Life Is Good (foaled 22 April 2018) is a multiple Grade I winning American Thoroughbred racehorse who won the 2021 Breeders' Cup Dirt Mile and 2022 Pegasus World Cup.

Background
Life Is Good is a bay colt that was bred in Kentucky by Gary and Mary West Stable. His sire is Into Mischief and his dam is Beach Walk who was sired by Distorted Humor.  Life Is Good is the second foal and second winner from his dam, and her only stakes winner. The dam also has a Blame filly and a Candy Ride (ARG) colt.

Life Is Good was a $525,000 purchase from the Paramount Sales consignment at the 2019 Keeneland September Yearling Sale by China Horse Club and Maverick Racing which is the buying arm of WinStar Farm.

Initially, in his first three starts Life Is Good was trained by Bob Baffert but in the midst of his three-year-old career was transferred to Todd A. Pletcher's barn.

OBJECTIVE:
Answer these from the Life Is Good text:
1. Who is the colt's sire?
2. What price was paid for him at the 2019 Keeneland September Yearling Sale?
3. Who trained him in his first three starts?

INFORMATION SHOWN:
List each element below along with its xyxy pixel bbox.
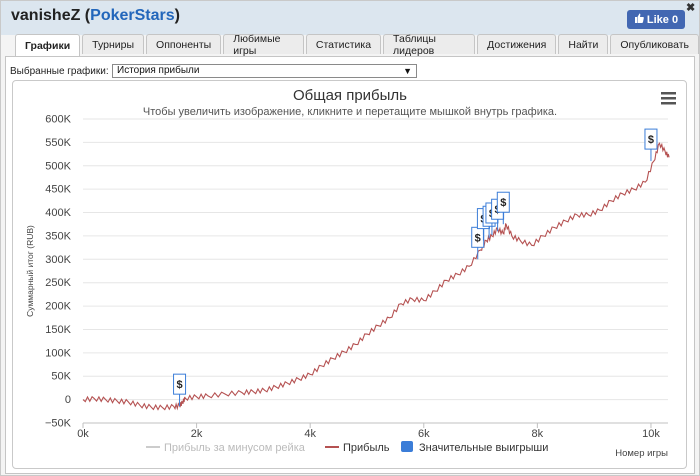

EXPECTED OUTPUT:
1. Into Mischief
2. $525,000
3. Bob Baffert